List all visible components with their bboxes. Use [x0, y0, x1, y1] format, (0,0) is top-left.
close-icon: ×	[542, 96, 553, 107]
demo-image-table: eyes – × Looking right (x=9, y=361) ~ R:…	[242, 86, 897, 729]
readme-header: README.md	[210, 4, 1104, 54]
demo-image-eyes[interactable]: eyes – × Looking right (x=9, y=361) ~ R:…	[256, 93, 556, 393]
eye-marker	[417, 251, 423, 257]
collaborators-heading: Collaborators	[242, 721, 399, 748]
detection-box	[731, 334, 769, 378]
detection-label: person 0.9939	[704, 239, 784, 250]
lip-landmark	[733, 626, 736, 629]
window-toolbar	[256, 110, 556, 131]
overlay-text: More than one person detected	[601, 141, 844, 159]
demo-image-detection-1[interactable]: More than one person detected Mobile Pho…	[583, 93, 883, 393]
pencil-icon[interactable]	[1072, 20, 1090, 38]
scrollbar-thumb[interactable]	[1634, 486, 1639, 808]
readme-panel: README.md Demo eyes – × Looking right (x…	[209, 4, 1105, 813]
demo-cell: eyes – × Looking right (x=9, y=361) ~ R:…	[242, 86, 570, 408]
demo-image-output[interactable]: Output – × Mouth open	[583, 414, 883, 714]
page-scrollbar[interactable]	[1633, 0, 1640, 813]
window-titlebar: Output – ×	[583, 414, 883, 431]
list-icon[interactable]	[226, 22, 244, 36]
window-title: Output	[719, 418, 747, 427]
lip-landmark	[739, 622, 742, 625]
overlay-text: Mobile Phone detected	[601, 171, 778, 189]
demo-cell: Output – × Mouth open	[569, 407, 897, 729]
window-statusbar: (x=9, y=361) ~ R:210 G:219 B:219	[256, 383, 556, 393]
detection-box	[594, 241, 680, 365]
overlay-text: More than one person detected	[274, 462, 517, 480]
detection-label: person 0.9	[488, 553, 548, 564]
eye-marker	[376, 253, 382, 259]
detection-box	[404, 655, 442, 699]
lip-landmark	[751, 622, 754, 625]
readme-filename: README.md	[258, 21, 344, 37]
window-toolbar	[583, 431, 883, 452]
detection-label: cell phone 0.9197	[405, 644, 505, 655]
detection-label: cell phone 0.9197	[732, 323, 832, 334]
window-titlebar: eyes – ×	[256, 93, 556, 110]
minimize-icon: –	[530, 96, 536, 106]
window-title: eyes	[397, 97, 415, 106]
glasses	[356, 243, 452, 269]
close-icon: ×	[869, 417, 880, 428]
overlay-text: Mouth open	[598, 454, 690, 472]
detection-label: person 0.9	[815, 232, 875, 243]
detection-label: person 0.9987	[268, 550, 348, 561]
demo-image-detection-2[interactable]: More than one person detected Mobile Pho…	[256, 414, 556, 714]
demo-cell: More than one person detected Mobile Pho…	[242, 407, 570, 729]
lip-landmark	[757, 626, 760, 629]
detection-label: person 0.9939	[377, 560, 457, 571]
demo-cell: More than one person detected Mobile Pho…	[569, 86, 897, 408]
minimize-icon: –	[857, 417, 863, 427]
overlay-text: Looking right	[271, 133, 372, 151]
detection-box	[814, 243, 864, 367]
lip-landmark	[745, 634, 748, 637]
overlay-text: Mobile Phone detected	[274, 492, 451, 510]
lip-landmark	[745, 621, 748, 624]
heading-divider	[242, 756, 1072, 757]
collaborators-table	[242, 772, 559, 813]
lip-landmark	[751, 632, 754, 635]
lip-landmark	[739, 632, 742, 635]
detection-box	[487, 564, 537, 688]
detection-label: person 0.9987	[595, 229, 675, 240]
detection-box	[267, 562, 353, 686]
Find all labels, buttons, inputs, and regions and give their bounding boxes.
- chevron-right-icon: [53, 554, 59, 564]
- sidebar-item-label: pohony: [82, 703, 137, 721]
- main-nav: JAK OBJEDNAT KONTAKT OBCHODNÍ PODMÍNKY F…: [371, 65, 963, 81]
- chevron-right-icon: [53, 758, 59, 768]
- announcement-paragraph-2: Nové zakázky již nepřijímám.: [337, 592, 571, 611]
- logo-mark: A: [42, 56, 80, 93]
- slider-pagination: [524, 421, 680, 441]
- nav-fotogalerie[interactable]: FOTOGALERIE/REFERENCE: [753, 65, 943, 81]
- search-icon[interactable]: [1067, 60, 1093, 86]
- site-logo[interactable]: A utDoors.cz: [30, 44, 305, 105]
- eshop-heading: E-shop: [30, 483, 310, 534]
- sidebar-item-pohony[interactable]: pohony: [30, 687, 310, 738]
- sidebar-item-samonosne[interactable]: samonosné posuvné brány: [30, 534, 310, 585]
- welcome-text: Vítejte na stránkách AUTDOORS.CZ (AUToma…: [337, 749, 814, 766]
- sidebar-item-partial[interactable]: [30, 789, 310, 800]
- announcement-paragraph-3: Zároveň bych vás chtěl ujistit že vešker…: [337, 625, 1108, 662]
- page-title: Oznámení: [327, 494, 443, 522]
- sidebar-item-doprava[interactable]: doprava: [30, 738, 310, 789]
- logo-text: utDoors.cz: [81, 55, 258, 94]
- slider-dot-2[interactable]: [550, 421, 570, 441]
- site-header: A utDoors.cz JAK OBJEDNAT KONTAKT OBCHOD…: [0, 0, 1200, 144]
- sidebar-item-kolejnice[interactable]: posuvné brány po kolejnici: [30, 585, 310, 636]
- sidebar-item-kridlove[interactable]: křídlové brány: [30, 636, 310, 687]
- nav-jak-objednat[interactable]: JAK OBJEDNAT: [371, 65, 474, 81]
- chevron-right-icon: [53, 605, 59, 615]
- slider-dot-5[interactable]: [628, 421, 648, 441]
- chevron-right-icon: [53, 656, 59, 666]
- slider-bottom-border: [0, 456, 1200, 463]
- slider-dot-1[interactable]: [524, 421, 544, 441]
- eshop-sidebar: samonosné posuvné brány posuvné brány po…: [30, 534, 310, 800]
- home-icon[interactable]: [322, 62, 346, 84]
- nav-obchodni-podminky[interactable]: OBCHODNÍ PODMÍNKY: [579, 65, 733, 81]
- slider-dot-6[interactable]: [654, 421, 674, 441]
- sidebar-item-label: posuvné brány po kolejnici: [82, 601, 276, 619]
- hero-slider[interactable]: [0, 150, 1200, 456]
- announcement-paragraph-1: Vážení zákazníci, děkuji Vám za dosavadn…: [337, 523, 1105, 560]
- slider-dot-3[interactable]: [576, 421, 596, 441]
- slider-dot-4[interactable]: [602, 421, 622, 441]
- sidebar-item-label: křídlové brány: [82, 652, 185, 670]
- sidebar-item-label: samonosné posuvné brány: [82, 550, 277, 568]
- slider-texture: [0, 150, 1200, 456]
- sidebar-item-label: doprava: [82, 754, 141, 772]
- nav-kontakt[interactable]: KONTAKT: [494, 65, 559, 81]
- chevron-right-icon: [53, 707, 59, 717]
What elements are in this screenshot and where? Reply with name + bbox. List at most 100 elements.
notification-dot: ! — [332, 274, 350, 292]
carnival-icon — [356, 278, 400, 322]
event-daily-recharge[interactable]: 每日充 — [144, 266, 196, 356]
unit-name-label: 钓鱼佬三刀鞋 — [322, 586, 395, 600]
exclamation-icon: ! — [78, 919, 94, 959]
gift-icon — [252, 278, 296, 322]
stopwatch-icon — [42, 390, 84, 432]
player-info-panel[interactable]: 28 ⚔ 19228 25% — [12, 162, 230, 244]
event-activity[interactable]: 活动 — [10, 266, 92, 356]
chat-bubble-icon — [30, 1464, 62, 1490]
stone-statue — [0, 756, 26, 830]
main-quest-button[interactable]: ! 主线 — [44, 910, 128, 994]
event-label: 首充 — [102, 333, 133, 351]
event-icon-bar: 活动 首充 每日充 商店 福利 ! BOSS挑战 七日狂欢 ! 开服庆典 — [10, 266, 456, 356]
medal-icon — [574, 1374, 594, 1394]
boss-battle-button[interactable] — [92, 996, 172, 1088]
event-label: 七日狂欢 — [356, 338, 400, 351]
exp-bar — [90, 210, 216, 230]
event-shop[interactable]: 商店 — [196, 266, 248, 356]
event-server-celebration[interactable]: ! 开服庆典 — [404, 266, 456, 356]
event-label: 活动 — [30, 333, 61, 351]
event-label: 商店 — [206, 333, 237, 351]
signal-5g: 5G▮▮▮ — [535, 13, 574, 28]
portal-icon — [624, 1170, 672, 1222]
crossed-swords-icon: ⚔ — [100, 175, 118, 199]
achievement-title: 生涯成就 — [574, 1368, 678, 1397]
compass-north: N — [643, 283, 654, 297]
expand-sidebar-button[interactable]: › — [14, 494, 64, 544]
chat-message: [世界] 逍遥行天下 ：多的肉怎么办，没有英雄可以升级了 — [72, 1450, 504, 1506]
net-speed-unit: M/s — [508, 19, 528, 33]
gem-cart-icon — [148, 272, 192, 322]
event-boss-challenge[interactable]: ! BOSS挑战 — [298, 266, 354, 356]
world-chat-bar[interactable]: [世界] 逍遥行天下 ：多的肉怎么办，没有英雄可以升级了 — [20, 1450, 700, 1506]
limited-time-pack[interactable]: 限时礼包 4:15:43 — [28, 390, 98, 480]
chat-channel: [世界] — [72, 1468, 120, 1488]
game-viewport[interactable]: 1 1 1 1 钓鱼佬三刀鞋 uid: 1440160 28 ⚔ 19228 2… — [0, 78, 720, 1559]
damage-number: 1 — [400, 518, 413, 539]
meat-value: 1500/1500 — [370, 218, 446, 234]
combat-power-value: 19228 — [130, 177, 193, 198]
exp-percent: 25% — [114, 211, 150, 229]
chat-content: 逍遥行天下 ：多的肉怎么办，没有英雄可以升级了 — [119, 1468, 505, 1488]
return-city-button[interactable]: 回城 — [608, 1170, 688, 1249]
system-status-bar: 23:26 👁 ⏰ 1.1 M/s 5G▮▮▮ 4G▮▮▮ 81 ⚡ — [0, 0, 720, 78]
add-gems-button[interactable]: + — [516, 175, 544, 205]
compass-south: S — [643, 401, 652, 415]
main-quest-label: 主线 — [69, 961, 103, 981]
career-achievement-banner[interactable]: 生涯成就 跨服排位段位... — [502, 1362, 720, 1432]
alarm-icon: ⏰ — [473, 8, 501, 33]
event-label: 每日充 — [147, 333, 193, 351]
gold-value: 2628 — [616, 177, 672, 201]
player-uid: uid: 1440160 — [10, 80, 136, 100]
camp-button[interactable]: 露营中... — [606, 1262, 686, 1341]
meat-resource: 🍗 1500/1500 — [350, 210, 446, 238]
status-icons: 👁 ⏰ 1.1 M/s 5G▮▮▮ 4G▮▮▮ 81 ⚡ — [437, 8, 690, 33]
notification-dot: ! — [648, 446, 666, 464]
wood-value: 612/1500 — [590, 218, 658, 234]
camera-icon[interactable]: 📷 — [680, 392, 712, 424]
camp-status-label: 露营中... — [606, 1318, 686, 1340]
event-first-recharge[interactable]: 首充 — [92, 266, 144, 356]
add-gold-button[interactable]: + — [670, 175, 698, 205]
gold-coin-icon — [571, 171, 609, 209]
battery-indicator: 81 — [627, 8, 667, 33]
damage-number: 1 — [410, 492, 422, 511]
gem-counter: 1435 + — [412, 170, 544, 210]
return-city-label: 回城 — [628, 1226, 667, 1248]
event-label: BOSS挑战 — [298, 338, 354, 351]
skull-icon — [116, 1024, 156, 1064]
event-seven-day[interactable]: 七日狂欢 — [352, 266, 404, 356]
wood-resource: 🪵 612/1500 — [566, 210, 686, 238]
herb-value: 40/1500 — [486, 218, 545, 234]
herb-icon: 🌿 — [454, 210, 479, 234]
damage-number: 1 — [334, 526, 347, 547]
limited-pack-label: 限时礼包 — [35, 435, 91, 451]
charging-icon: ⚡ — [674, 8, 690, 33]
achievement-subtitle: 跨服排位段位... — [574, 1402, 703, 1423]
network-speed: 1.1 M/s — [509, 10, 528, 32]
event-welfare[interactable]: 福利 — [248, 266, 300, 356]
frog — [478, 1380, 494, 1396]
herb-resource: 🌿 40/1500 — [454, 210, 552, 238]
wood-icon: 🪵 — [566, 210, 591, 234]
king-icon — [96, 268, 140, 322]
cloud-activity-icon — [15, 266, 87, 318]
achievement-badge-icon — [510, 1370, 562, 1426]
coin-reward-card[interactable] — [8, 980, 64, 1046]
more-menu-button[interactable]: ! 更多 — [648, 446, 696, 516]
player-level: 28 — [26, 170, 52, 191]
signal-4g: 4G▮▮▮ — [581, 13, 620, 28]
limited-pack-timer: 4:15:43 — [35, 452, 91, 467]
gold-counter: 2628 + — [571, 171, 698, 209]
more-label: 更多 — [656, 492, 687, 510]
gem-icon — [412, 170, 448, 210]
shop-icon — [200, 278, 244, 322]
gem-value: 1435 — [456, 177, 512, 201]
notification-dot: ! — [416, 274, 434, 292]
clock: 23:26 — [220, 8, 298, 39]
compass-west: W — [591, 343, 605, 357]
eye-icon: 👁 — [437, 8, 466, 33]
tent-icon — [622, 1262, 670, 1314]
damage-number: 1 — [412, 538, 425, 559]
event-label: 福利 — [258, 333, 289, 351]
-.-.-
_GOAL OF THE EXERCISE:_ Swap "eye-marker" for "pupil-marker" in the records from their first line through the line containing "141, 844, 159]", and give back only those lines with everything else left as it is.

_SOLUTION FOR THIS PROBLEM:_
List all visible components with their bboxes. Use [x0, y0, x1, y1] format, (0,0) is top-left.
close-icon: ×	[542, 96, 553, 107]
demo-image-table: eyes – × Looking right (x=9, y=361) ~ R:…	[242, 86, 897, 729]
readme-header: README.md	[210, 4, 1104, 54]
demo-image-eyes[interactable]: eyes – × Looking right (x=9, y=361) ~ R:…	[256, 93, 556, 393]
pupil-marker	[417, 251, 423, 257]
collaborators-heading: Collaborators	[242, 721, 399, 748]
detection-box	[731, 334, 769, 378]
detection-label: person 0.9939	[704, 239, 784, 250]
lip-landmark	[733, 626, 736, 629]
window-toolbar	[256, 110, 556, 131]
overlay-text: More than one person detected	[601, 141, 844, 159]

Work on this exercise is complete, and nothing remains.